**LISTED RECORDS:**
* * * *
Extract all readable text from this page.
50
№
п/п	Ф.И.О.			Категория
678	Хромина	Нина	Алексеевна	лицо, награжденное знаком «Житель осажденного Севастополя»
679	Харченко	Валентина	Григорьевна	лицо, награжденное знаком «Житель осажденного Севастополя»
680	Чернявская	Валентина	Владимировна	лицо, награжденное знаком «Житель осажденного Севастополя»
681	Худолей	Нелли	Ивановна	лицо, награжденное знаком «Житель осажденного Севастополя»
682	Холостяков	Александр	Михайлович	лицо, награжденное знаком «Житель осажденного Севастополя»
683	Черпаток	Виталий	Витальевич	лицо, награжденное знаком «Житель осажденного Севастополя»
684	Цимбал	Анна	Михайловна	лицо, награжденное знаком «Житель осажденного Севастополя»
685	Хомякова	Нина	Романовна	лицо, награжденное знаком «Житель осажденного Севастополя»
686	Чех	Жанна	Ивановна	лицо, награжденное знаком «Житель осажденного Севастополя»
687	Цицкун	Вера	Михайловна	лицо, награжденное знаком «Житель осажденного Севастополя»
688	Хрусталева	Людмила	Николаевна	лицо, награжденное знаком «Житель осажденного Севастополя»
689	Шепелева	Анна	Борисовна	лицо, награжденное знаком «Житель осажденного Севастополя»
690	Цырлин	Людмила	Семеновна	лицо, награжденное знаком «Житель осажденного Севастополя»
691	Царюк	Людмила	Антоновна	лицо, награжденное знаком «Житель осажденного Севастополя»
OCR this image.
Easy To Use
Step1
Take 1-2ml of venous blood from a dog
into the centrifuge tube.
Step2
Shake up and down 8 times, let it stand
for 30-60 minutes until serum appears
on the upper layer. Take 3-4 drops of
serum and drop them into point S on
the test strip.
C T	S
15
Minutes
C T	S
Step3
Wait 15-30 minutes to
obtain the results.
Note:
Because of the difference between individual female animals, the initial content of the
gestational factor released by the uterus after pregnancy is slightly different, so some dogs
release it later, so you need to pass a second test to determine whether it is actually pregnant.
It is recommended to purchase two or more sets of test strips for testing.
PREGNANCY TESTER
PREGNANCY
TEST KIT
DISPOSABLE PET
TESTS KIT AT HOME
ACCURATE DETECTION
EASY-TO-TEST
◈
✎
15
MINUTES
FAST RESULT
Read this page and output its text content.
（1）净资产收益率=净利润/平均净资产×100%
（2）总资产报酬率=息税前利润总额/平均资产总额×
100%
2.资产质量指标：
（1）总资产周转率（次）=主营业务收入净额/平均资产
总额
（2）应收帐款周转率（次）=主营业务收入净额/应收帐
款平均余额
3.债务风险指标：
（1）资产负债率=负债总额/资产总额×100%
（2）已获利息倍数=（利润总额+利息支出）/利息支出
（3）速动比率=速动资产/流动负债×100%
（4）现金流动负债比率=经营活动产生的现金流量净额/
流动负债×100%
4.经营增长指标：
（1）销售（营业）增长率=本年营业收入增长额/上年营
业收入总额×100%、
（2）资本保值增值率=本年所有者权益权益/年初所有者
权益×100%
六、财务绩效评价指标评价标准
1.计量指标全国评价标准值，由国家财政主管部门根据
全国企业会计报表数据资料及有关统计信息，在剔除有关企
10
* * * *
**INSTRUCTION:** Report how many lines of the records above contain the word "from", giving only the number.

**WORKED ANSWER:** 2